- Exercise -
Copy out all lines with the word "title" in them.

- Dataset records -
====
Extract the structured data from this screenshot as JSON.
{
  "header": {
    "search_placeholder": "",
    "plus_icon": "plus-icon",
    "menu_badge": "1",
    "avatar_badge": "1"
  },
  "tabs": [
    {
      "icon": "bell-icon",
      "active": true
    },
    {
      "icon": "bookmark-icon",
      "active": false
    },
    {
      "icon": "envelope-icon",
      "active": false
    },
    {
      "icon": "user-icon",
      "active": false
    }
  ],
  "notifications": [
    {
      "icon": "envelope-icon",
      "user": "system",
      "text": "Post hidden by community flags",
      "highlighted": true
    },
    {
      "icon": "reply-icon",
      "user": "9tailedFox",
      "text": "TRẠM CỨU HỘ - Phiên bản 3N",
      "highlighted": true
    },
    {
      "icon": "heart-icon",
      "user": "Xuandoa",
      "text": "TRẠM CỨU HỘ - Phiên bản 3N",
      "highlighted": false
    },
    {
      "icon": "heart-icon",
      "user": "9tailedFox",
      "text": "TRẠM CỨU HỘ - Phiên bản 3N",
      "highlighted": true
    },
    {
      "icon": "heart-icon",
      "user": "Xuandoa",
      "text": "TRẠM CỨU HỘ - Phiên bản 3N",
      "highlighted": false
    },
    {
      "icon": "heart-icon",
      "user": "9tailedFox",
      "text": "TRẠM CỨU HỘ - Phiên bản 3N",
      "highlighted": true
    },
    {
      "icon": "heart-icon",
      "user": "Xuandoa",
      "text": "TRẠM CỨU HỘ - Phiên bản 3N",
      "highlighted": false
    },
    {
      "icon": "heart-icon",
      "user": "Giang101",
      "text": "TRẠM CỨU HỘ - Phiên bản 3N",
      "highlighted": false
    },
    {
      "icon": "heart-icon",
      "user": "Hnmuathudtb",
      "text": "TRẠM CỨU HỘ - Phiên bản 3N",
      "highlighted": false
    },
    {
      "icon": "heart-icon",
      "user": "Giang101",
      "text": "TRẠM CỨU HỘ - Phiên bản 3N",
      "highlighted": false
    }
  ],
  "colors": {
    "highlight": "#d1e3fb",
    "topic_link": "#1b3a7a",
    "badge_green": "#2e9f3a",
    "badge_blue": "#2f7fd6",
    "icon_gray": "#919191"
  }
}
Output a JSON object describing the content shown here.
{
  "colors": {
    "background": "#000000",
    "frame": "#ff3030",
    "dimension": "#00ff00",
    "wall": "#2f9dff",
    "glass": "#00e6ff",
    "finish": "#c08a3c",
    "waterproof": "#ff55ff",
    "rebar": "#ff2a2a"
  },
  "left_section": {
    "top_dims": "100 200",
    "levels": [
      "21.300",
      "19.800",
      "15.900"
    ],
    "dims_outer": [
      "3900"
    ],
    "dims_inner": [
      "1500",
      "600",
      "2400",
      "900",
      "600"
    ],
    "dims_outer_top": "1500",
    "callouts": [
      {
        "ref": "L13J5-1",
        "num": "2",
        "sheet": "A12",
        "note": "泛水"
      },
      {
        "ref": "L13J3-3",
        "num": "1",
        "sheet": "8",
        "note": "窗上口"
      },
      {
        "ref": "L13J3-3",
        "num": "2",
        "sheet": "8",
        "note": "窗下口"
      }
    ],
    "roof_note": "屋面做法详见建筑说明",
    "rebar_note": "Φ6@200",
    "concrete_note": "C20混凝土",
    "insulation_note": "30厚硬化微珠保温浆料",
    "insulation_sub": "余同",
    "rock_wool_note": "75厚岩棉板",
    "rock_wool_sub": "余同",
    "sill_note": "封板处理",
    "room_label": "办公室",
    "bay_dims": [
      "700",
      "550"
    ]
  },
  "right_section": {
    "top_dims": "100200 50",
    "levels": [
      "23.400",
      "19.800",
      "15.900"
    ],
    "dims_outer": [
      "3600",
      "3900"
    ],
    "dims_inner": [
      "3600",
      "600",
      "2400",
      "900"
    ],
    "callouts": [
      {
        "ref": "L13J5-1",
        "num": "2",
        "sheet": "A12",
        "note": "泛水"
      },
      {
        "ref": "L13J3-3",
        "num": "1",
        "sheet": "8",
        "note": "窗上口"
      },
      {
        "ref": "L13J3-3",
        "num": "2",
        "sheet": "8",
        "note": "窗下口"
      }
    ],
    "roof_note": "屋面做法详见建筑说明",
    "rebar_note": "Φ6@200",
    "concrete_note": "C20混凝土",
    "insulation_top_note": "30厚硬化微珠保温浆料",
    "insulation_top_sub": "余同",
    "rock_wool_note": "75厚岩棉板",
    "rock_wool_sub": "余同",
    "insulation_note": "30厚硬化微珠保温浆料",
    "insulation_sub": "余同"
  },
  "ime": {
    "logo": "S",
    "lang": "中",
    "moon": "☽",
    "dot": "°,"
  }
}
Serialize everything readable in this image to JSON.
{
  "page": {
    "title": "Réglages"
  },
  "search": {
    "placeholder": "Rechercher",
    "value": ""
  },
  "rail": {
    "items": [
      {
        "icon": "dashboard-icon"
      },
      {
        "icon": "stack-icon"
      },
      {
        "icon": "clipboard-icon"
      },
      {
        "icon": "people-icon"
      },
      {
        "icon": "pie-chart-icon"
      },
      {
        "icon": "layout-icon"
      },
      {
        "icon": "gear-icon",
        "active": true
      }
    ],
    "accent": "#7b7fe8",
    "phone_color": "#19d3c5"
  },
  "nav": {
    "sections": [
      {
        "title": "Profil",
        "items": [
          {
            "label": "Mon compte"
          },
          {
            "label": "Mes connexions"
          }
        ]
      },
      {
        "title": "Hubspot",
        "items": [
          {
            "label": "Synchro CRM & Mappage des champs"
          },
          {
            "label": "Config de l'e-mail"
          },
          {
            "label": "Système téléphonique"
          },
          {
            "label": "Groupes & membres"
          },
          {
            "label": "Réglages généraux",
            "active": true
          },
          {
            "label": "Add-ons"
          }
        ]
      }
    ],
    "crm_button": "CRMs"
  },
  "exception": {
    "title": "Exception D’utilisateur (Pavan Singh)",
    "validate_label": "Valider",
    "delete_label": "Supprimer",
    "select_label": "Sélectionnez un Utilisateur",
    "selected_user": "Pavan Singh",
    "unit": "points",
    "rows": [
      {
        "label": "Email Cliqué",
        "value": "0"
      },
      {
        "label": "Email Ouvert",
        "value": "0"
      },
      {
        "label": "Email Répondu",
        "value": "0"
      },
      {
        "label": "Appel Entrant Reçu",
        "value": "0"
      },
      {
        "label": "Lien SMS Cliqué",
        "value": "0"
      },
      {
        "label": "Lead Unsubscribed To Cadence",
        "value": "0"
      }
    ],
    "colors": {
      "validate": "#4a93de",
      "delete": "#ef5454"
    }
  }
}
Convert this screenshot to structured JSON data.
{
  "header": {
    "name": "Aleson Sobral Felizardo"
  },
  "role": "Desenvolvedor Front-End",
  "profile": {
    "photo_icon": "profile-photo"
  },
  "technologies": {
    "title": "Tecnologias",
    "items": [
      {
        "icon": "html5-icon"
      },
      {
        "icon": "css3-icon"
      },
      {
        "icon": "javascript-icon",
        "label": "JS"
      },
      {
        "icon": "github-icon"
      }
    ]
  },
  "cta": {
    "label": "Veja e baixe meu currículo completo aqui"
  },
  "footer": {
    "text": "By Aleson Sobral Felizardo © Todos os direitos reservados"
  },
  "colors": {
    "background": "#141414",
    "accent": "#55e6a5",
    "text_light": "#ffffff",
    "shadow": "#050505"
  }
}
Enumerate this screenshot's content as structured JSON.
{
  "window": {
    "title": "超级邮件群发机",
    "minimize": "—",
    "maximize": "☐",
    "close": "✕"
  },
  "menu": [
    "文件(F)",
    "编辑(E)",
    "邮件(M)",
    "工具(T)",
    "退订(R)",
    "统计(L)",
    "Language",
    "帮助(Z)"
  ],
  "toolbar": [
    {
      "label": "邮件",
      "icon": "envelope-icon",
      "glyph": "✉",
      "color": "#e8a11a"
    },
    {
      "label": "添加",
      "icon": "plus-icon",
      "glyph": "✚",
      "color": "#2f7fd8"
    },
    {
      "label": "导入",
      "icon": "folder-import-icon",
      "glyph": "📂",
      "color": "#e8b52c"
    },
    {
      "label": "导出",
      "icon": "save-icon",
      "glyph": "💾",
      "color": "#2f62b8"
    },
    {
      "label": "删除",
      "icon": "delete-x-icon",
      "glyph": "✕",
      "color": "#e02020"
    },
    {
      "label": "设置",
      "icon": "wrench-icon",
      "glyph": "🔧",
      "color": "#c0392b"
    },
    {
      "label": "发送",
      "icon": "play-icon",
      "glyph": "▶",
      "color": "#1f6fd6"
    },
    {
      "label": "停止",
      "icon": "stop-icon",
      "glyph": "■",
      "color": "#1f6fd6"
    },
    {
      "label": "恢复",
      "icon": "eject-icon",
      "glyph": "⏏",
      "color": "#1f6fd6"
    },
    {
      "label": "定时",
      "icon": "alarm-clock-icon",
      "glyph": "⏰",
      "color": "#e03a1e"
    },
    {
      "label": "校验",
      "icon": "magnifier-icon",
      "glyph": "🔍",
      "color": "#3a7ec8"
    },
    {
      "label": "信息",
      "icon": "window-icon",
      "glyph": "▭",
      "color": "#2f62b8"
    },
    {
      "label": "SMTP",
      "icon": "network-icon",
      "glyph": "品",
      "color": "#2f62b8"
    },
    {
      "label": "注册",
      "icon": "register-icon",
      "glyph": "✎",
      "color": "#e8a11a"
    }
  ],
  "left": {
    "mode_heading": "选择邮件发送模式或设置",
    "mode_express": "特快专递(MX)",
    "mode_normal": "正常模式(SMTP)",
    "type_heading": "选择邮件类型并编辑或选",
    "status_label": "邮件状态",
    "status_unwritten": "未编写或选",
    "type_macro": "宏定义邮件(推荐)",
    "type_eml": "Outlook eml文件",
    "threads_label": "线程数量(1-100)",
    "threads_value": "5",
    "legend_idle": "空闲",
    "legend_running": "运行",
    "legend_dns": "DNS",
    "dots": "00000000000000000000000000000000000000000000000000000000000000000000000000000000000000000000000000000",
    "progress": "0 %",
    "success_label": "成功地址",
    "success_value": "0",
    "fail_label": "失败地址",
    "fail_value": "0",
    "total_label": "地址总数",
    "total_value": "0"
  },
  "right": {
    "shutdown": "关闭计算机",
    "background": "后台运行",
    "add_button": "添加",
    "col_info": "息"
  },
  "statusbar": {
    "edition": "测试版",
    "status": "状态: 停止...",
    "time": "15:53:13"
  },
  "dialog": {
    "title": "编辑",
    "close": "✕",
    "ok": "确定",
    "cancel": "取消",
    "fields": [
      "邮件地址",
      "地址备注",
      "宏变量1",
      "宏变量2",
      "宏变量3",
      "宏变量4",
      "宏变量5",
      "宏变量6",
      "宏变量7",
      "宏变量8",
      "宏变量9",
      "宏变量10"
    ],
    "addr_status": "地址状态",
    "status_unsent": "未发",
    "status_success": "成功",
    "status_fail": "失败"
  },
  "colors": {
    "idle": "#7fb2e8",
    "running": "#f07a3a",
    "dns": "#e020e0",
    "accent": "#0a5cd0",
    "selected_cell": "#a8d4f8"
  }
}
====
- Solution -
    "title": "Réglages"
        "title": "Profil",
        "title": "Hubspot",
    "title": "Exception D’utilisateur (Pavan Singh)",
    "title": "Tecnologias",
    "title": "超级邮件群发机",
    "title": "编辑",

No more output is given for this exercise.